** EJERCICIOS **
a) Reproduzca el pasaje del texto sobre los think tanks comprendido entre "Hasta 1973 este" y "la cooperación internacional.", ambos inclusive.
b) De acuerdo con el texto sobre los think tanks, ¿qué centro de estudios fundó Alejandro Foxley?

** TEXTO PROPORCIONADO **
━━━━━━━━━━
Fuentes: Punto Final

El lanzamiento del nuevo think tank Espacio Público ha hecho evidente el nuevo rol que estas instituciones están ocupando en el contexto de la crisis de legitimidad y desprestigio de los partidos políticos. Un papel que es necesario someter a la crítica democrática, ya que su creciente poder representa un síntoma de la captura de […]

El lanzamiento del nuevo think tank Espacio Público ha hecho evidente el nuevo rol que estas instituciones están ocupando en el contexto de la crisis de legitimidad y desprestigio de los partidos políticos. Un papel que es necesario someter a la crítica democrática, ya que su creciente poder representa un síntoma de la captura de las instituciones públicas por lobbies económicos y camarillas elitistas.

El problema no es la existencia de centros de estudio o investigación ligados directa o indirectamente a partidos políticos. Se trata de una necesidad evidente en el marco de la complejidad de los procesos de deliberación parlamentaria y de la competencia electoral. Incluso en algunos países, como Alemania, se reconoce a cada partido con representación parlamentaria el derecho a constituir una fundación ligada a sus ideas, bajo control democrático de sus instancias partidarias, y a la vez con un margen de autonomía intelectual para criticar a su propio partido. De esta forma existen las fundaciones Heinrich Böll, ligada a los Verdes, Friedrich Ebert a los socialdemócratas, Konrad Adenauer y Hanns Seidel a la DC, Friedrich Naumann a los liberales y Rosa Luxemburgo a la Izquierda.

Hasta 1973 este rol en Chile lo ejercían centros adscritos directamente a las universidades, como el Centro de Estudios de la Realidad Nacional (Ceren) de la Universidad Católica. Pero la proscripción de los partidos por la dictadura obligó a fundar nuevas instituciones con personalidad jurídica propia, que dieran cuerpo a la reflexión de las distintas corrientes partidarias. La DC fue uno de los partidos que creará mayor número de centros de estudios, ligados a sus distintas tendencias y liderazgos, como el CED, fundado por Gabriel Valdés, el Instituto Chileno de Estudios Humanísticos, ligado a Jaime Castillo Velasco, o Cieplan fundado por Alejandro Foxley. Para la Izquierda este tipo de centros de estudios sirvieron para canalizar la reflexión de intelectuales perseguidos en las universidades. Para ello fue fundamental el aporte de recursos provenientes de la cooperación internacional.
━━━━━━━━━━
[Entradas de datos almacenadas]
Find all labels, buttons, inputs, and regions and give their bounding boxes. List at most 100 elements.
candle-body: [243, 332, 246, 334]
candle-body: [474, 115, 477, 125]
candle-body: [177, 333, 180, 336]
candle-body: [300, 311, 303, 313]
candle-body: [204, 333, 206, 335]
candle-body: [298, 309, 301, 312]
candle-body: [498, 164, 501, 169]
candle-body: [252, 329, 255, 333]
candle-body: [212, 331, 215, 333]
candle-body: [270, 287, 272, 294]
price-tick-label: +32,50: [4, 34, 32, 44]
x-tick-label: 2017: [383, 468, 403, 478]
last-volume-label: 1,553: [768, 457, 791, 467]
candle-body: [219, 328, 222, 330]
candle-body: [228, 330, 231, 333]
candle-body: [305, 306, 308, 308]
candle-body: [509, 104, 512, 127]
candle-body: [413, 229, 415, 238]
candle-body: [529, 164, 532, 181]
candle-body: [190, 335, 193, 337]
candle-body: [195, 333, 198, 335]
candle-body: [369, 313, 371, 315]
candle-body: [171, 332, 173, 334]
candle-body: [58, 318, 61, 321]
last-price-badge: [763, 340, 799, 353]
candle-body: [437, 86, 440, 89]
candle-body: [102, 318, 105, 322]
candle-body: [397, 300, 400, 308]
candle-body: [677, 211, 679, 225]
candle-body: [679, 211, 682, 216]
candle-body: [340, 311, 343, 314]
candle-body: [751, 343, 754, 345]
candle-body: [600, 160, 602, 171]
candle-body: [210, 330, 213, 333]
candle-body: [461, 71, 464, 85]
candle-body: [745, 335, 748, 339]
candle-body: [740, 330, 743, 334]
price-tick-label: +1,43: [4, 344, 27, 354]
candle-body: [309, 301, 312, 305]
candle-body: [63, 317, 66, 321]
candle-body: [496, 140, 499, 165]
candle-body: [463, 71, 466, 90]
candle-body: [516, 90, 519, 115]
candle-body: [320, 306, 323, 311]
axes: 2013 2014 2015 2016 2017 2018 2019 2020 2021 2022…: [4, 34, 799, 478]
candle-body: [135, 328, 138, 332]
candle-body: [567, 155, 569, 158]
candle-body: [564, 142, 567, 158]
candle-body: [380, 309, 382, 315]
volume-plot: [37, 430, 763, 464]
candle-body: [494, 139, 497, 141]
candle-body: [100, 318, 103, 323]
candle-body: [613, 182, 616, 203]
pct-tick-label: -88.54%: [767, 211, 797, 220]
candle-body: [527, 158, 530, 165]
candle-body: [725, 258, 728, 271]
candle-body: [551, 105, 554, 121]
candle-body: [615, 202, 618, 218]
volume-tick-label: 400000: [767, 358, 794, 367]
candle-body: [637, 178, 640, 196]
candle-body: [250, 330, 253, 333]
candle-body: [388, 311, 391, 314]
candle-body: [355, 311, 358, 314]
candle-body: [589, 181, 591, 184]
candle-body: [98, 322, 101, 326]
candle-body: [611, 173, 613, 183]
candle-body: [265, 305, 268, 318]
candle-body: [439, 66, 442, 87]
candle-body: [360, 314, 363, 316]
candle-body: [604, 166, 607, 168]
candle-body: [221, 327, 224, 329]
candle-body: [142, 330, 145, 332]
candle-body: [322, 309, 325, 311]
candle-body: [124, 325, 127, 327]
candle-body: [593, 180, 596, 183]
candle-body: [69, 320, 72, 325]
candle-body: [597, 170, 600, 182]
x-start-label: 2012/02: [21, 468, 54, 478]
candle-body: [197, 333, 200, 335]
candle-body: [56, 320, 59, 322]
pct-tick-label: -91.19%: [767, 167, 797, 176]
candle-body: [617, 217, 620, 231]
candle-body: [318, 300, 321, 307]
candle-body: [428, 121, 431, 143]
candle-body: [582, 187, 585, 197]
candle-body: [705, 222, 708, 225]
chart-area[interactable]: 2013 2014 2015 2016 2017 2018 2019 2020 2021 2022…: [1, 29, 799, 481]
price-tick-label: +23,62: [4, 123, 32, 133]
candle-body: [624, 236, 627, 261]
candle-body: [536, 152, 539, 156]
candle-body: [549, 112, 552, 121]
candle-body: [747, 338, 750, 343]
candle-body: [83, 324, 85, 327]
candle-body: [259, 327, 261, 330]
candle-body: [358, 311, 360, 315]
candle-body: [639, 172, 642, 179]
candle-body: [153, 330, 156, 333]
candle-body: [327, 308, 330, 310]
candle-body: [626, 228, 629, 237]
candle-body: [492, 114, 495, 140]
━━━━━━━━━━
** RESPUESTAS **
a)
Hasta 1973 este rol en Chile lo ejercían centros adscritos directamente a las universidades, como el Centro de Estudios de la Realidad Nacional (Ceren) de la Universidad Católica. Pero la proscripción de los partidos por la dictadura obligó a fundar nuevas instituciones con personalidad jurídica propia, que dieran cuerpo a la reflexión de las distintas corrientes partidarias. La DC fue uno de los partidos que creará mayor número de centros de estudios, ligados a sus distintas tendencias y liderazgos, como el CED, fundado por Gabriel Valdés, el Instituto Chileno de Estudios Humanísticos, ligado a Jaime Castillo Velasco, o Cieplan fundado por Alejandro Foxley. Para la Izquierda este tipo de centros de estudios sirvieron para canalizar la reflexión de intelectuales perseguidos en las universidades. Para ello fue fundamental el aporte de recursos provenientes de la cooperación internacional.

b) Cieplan.